[Objective] Copy every line from the records below that holds the word "false".

(Dataset entries)
▬▬▬▬▬▬

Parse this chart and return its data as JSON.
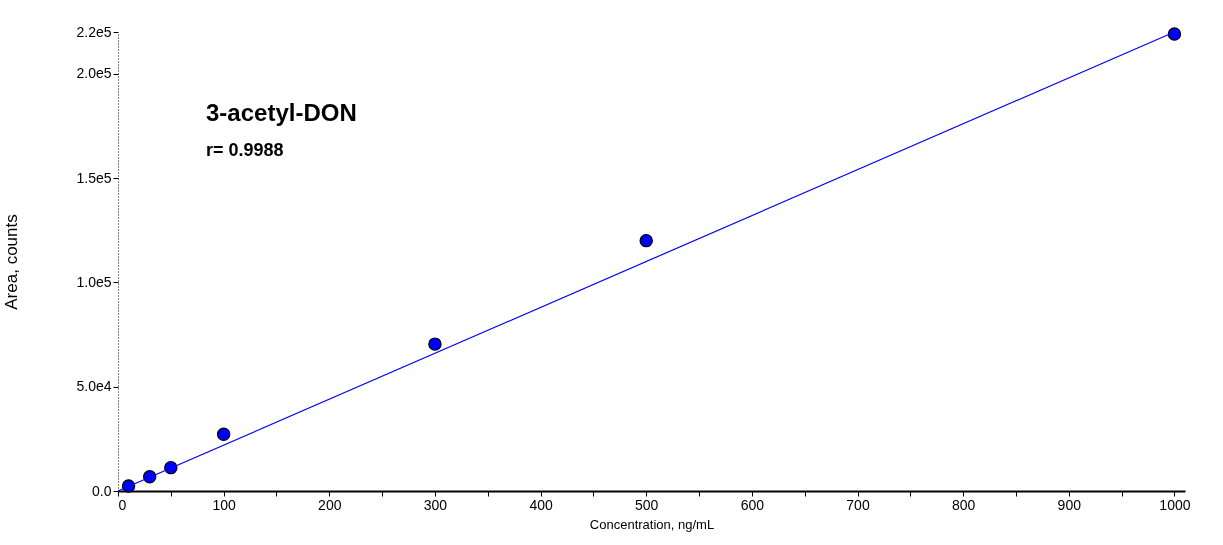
{
  "chart_data": {
    "type": "scatter",
    "xlabel": "Concentration, ng/mL",
    "ylabel": "Area, counts",
    "annotations": [
      "3-acetyl-DON",
      "r= 0.9988"
    ],
    "x": [
      10,
      30,
      50,
      100,
      300,
      500,
      1000
    ],
    "series": [
      {
        "color": "#0000ff",
        "marker": "circle",
        "values": [
          2400,
          6800,
          11200,
          27200,
          70400,
          120000,
          219000
        ]
      },
      {
        "type": "line",
        "color": "#0000ff",
        "marker": "none",
        "x": [
          0,
          1000
        ],
        "values": [
          0,
          220000
        ]
      }
    ],
    "xlim": [
      0,
      1010
    ],
    "ylim": [
      0,
      220000
    ],
    "xticks": [
      0,
      {
        "value": 50,
        "label": null
      },
      100,
      {
        "value": 150,
        "label": null
      },
      200,
      {
        "value": 250,
        "label": null
      },
      300,
      {
        "value": 350,
        "label": null
      },
      400,
      {
        "value": 450,
        "label": null
      },
      500,
      {
        "value": 550,
        "label": null
      },
      600,
      {
        "value": 650,
        "label": null
      },
      700,
      {
        "value": 750,
        "label": null
      },
      800,
      {
        "value": 850,
        "label": null
      },
      900,
      {
        "value": 950,
        "label": null
      },
      1000
    ],
    "yticks": [
      {
        "value": 0,
        "label": "0.0"
      },
      {
        "value": 50000,
        "label": "5.0e4"
      },
      {
        "value": 100000,
        "label": "1.0e5"
      },
      {
        "value": 150000,
        "label": "1.5e5"
      },
      {
        "value": 200000,
        "label": "2.0e5"
      },
      {
        "value": 220000,
        "label": "2.2e5"
      }
    ],
    "grid": false
  }
}
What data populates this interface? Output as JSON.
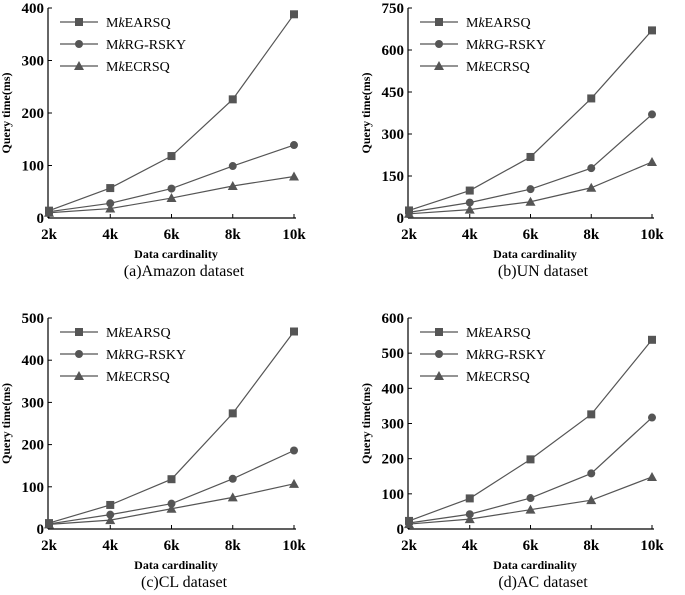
{
  "chart_data": [
    {
      "type": "line",
      "title": "(a)Amazon dataset",
      "xlabel": "Data cardinality",
      "ylabel": "Query time(ms)",
      "categories": [
        "2k",
        "4k",
        "6k",
        "8k",
        "10k"
      ],
      "yticks": [
        0,
        100,
        200,
        300,
        400
      ],
      "ylim": [
        0,
        400
      ],
      "legend_position": "top-left",
      "series": [
        {
          "name": "MkEARSQ",
          "marker": "square",
          "values": [
            14,
            57,
            118,
            226,
            388
          ]
        },
        {
          "name": "MkRG-RSKY",
          "marker": "circle",
          "values": [
            12,
            28,
            56,
            99,
            139
          ]
        },
        {
          "name": "MkECRSQ",
          "marker": "triangle",
          "values": [
            10,
            18,
            38,
            61,
            79
          ]
        }
      ]
    },
    {
      "type": "line",
      "title": "(b)UN dataset",
      "xlabel": "Data cardinality",
      "ylabel": "Query time(ms)",
      "categories": [
        "2k",
        "4k",
        "6k",
        "8k",
        "10k"
      ],
      "yticks": [
        0,
        150,
        300,
        450,
        600,
        750
      ],
      "ylim": [
        0,
        750
      ],
      "legend_position": "top-left",
      "series": [
        {
          "name": "MkEARSQ",
          "marker": "square",
          "values": [
            27,
            98,
            218,
            427,
            670
          ]
        },
        {
          "name": "MkRG-RSKY",
          "marker": "circle",
          "values": [
            20,
            55,
            103,
            178,
            370
          ]
        },
        {
          "name": "MkECRSQ",
          "marker": "triangle",
          "values": [
            15,
            30,
            58,
            108,
            200
          ]
        }
      ]
    },
    {
      "type": "line",
      "title": "(c)CL dataset",
      "xlabel": "Data cardinality",
      "ylabel": "Query time(ms)",
      "categories": [
        "2k",
        "4k",
        "6k",
        "8k",
        "10k"
      ],
      "yticks": [
        0,
        100,
        200,
        300,
        400,
        500
      ],
      "ylim": [
        0,
        500
      ],
      "legend_position": "top-left",
      "series": [
        {
          "name": "MkEARSQ",
          "marker": "square",
          "values": [
            14,
            57,
            118,
            274,
            468
          ]
        },
        {
          "name": "MkRG-RSKY",
          "marker": "circle",
          "values": [
            12,
            34,
            60,
            119,
            186
          ]
        },
        {
          "name": "MkECRSQ",
          "marker": "triangle",
          "values": [
            11,
            21,
            48,
            75,
            107
          ]
        }
      ]
    },
    {
      "type": "line",
      "title": "(d)AC dataset",
      "xlabel": "Data cardinality",
      "ylabel": "Query time(ms)",
      "categories": [
        "2k",
        "4k",
        "6k",
        "8k",
        "10k"
      ],
      "yticks": [
        0,
        100,
        200,
        300,
        400,
        500,
        600
      ],
      "ylim": [
        0,
        600
      ],
      "legend_position": "top-left",
      "series": [
        {
          "name": "MkEARSQ",
          "marker": "square",
          "values": [
            23,
            87,
            198,
            326,
            538
          ]
        },
        {
          "name": "MkRG-RSKY",
          "marker": "circle",
          "values": [
            17,
            42,
            88,
            158,
            317
          ]
        },
        {
          "name": "MkECRSQ",
          "marker": "triangle",
          "values": [
            14,
            28,
            55,
            82,
            148
          ]
        }
      ]
    }
  ]
}
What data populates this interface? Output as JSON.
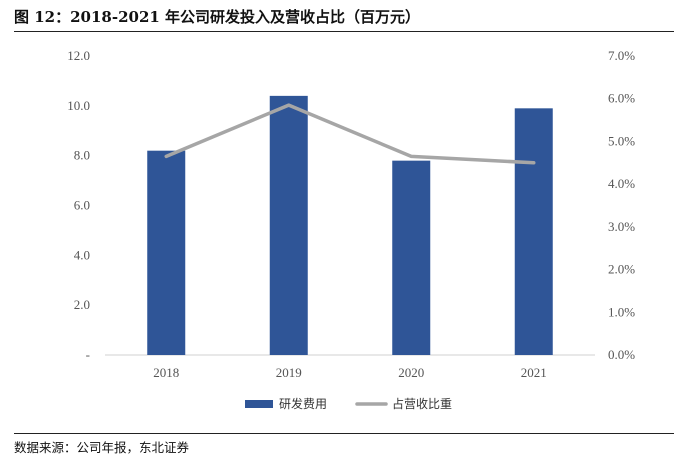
{
  "header": {
    "title": "图 12：2018-2021 年公司研发投入及营收占比（百万元）"
  },
  "footer": {
    "source": "数据来源：公司年报，东北证券"
  },
  "chart_data": {
    "type": "bar",
    "title": "图 12：2018-2021 年公司研发投入及营收占比（百万元）",
    "categories": [
      "2018",
      "2019",
      "2020",
      "2021"
    ],
    "series": [
      {
        "name": "研发费用",
        "type": "bar",
        "axis": "left",
        "color": "#2f5597",
        "values": [
          8.2,
          10.4,
          7.8,
          9.9
        ]
      },
      {
        "name": "占营收比重",
        "type": "line",
        "axis": "right",
        "color": "#a6a6a6",
        "values": [
          4.65,
          5.85,
          4.65,
          4.5
        ]
      }
    ],
    "y_left": {
      "min": 0,
      "max": 12,
      "step": 2,
      "tick_labels": [
        "-",
        "2.0",
        "4.0",
        "6.0",
        "8.0",
        "10.0",
        "12.0"
      ]
    },
    "y_right": {
      "min": 0,
      "max": 7,
      "step": 1,
      "tick_labels": [
        "0.0%",
        "1.0%",
        "2.0%",
        "3.0%",
        "4.0%",
        "5.0%",
        "6.0%",
        "7.0%"
      ]
    },
    "grid": false,
    "legend": "bottom-center"
  }
}
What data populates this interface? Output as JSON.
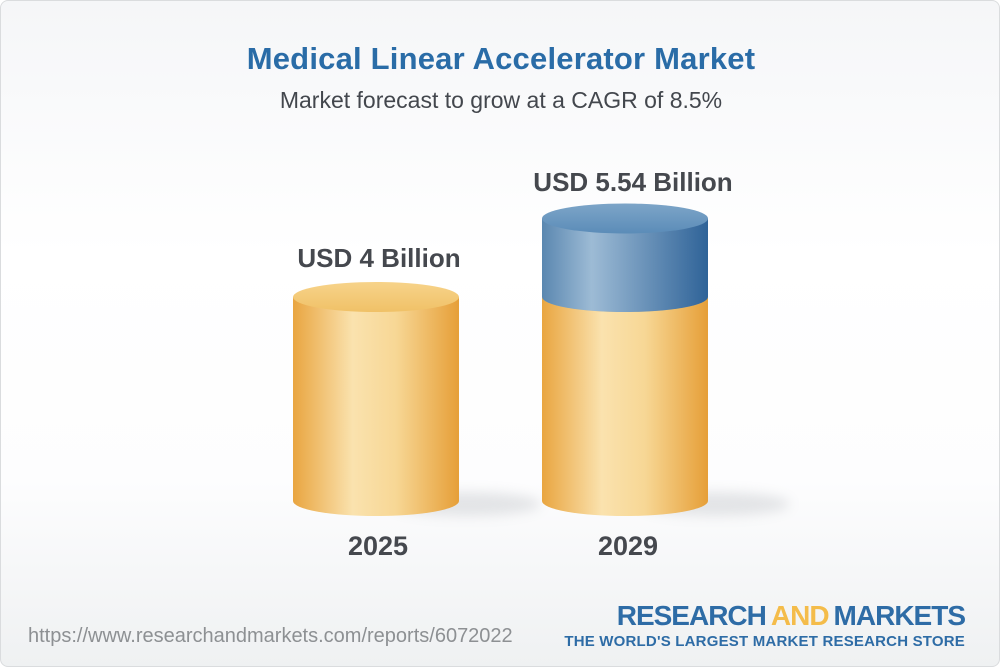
{
  "header": {
    "title": "Medical Linear Accelerator Market",
    "subtitle": "Market forecast to grow at a CAGR of 8.5%"
  },
  "chart_data": {
    "type": "bar",
    "variant": "3d-cylinder",
    "title": "Medical Linear Accelerator Market",
    "subtitle": "Market forecast to grow at a CAGR of 8.5%",
    "cagr_pct": 8.5,
    "unit": "USD Billion",
    "categories": [
      "2025",
      "2029"
    ],
    "values": [
      4,
      5.54
    ],
    "axes_visible": false,
    "legend_visible": false,
    "bars": [
      {
        "category": "2025",
        "value": 4,
        "label": "USD 4 Billion",
        "segments": [
          {
            "name": "market-size-2025",
            "value": 4,
            "palette": "gold"
          }
        ]
      },
      {
        "category": "2029",
        "value": 5.54,
        "label": "USD 5.54 Billion",
        "segments": [
          {
            "name": "base-market",
            "value": 4,
            "palette": "gold"
          },
          {
            "name": "forecast-growth",
            "value": 1.54,
            "palette": "blue"
          }
        ]
      }
    ],
    "palette": {
      "gold": "#F2C469",
      "blue": "#4F81AD"
    }
  },
  "footer": {
    "url": "https://www.researchandmarkets.com/reports/6072022",
    "logo": {
      "part1": "RESEARCH",
      "part2": "AND",
      "part3": "MARKETS",
      "tagline": "THE WORLD'S LARGEST MARKET RESEARCH STORE"
    }
  },
  "colors": {
    "title_blue": "#2A6CA7",
    "subtitle_gray": "#43474D",
    "label_dark": "#45484E",
    "url_gray": "#8D9093",
    "logo_blue": "#2E6CA6",
    "logo_gold": "#F4BC4A"
  }
}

▬▬▬▬▬▬

[Exercise answer]
    "grid": false
    "grid": false,
    "axes_visible": false,
    "legend_visible": false,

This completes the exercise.